## Extracted text
------------------------------------------------------------------------

On the Flutemaster webpage found at, I was amazed to see these words used in describing the content of Flutemaster: “. . .told with eye-popping visuals and a breezy sense of fun and cliffhanging thrills.” Those visuals were eye-poppingly reprehensible, I had no fun watching this garbage and the only thrill I got out of the entire atrocious, painful experience was that of trying to restrain myself from ending my life after each episode viewed.

The series was created by an American (as far as I know), Barry Glasser--responsible for Mighty Orbots for ABC, Galaxy High for CBS and Gold Diggers, a MOW (Movie of the Week) starring Christina Ricci for ABC's Wonderful World of Disney. Whamo Entertainment in conjunction with MarVista Entertainment, based in Los Angeles (as most of these type of outfits are) owns and is in control of all licensing rights to the series (Kid Screen magazine, 3/1/01).

Now, it is here that I must interject for a moment or two. Or five. Or ten. Whatever. Those first two paragraphs were written nearly two months ago, when I was in over my head and couldn’t figure out where to go with this article from here. Mired in deadlines and projects which I deemed more important than this one, I put this entire article on the back burner. Little did I know that Flutemaster would haunt me in my sleep, in the shower, while eating and watching a movie. So, last week I looked in my bathroom mirror and told my reflection, “Enoch, you have to finish the damn article.

“Anyway you can.”

------------------------------------------------------------------------

## Data excerpt
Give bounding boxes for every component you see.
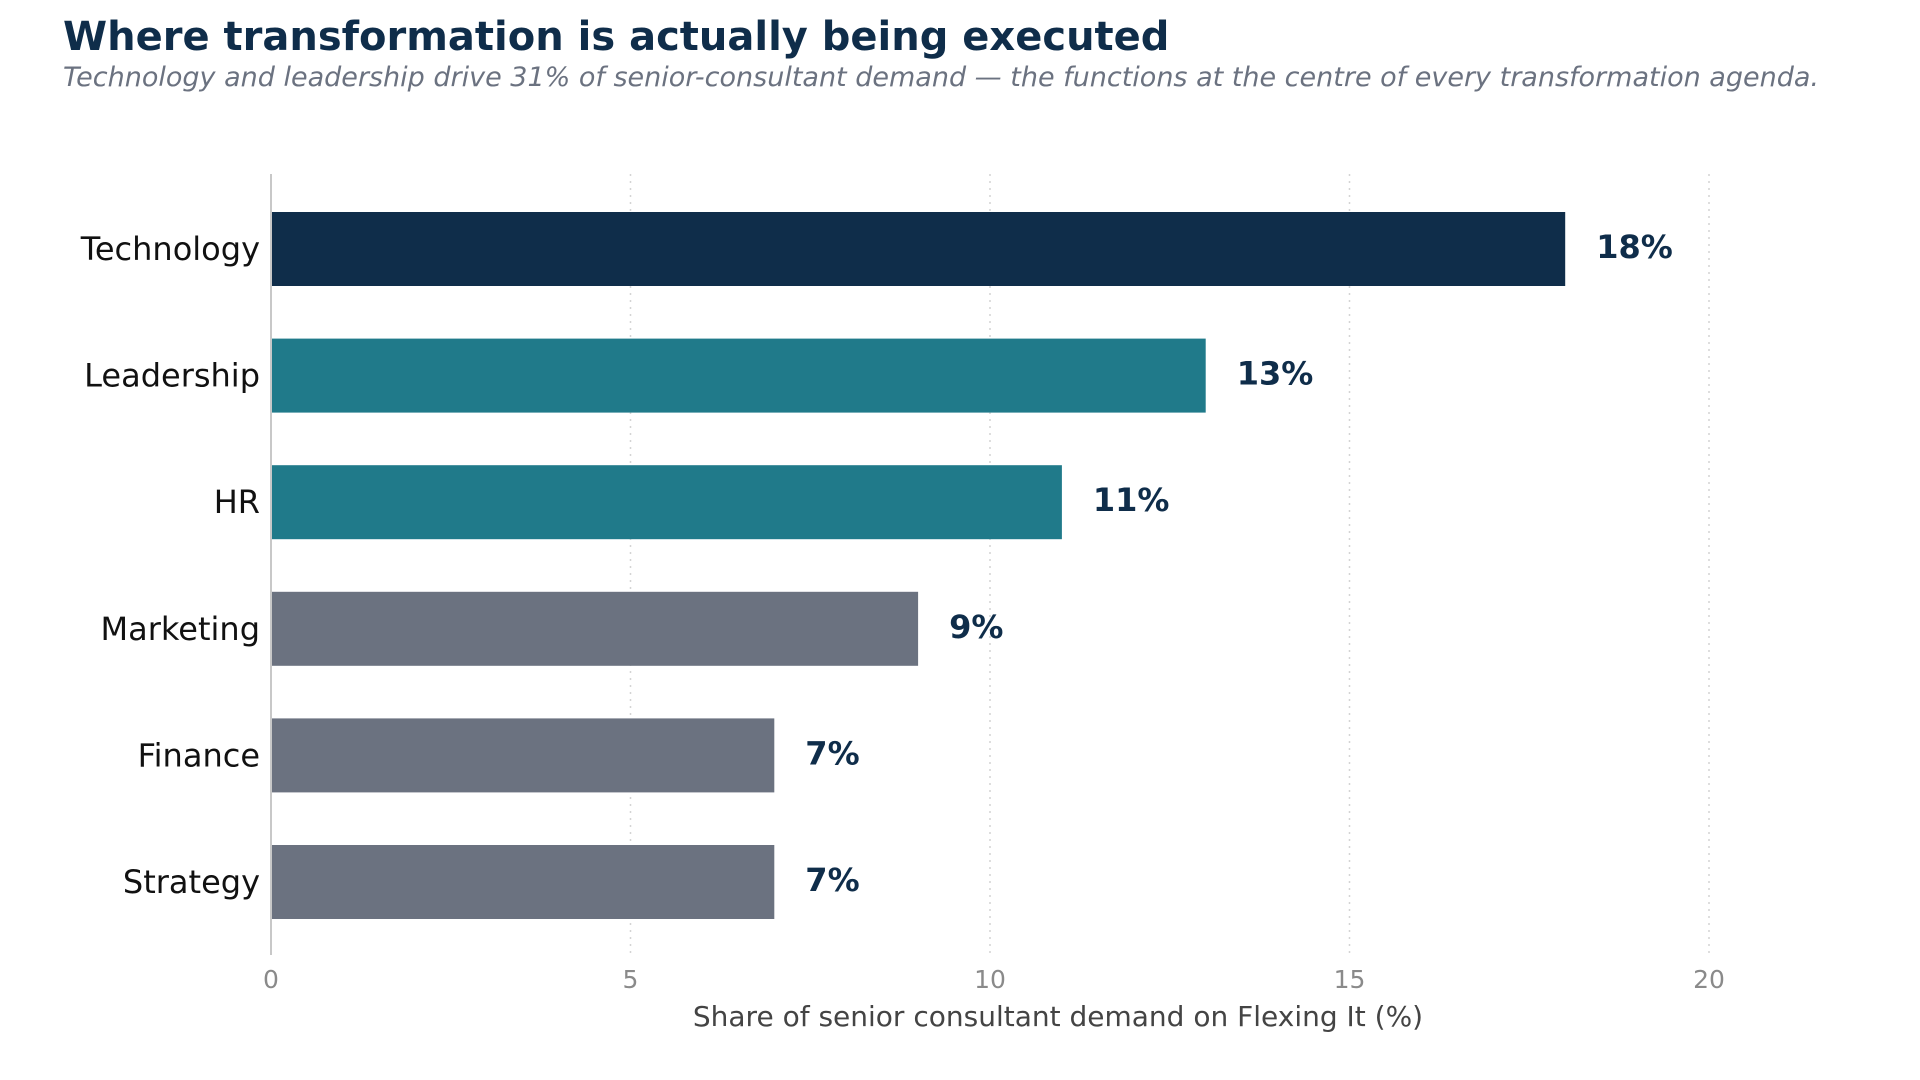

------------------------------------------------------------------------

## Complete the following
• a. Answer these questions from the Flutemaster review:
(i) Who created the series?
(ii) Which two companies own and control the licensing rights to the series?
(iii) How long before finishing the article were its first two paragraphs written?
• b. Reproduce word for word the part of the Flutemaster review between "On the Flutemaster" and "Screen magazine, 3/1/01).", inclusive.
The material comes from a separate source.

## Set of answers
• a.
(i) Barry Glasser
(ii) Whamo Entertainment and MarVista Entertainment
(iii) Nearly two months

• b.
On the Flutemaster webpage found at, I was amazed to see these words used in describing the content of Flutemaster: “. . .told with eye-popping visuals and a breezy sense of fun and cliffhanging thrills.” Those visuals were eye-poppingly reprehensible, I had no fun watching this garbage and the only thrill I got out of the entire atrocious, painful experience was that of trying to restrain myself from ending my life after each episode viewed.

The series was created by an American (as far as I know), Barry Glasser--responsible for Mighty Orbots for ABC, Galaxy High for CBS and Gold Diggers, a MOW (Movie of the Week) starring Christina Ricci for ABC's Wonderful World of Disney. Whamo Entertainment in conjunction with MarVista Entertainment, based in Los Angeles (as most of these type of outfits are) owns and is in control of all licensing rights to the series (Kid Screen magazine, 3/1/01).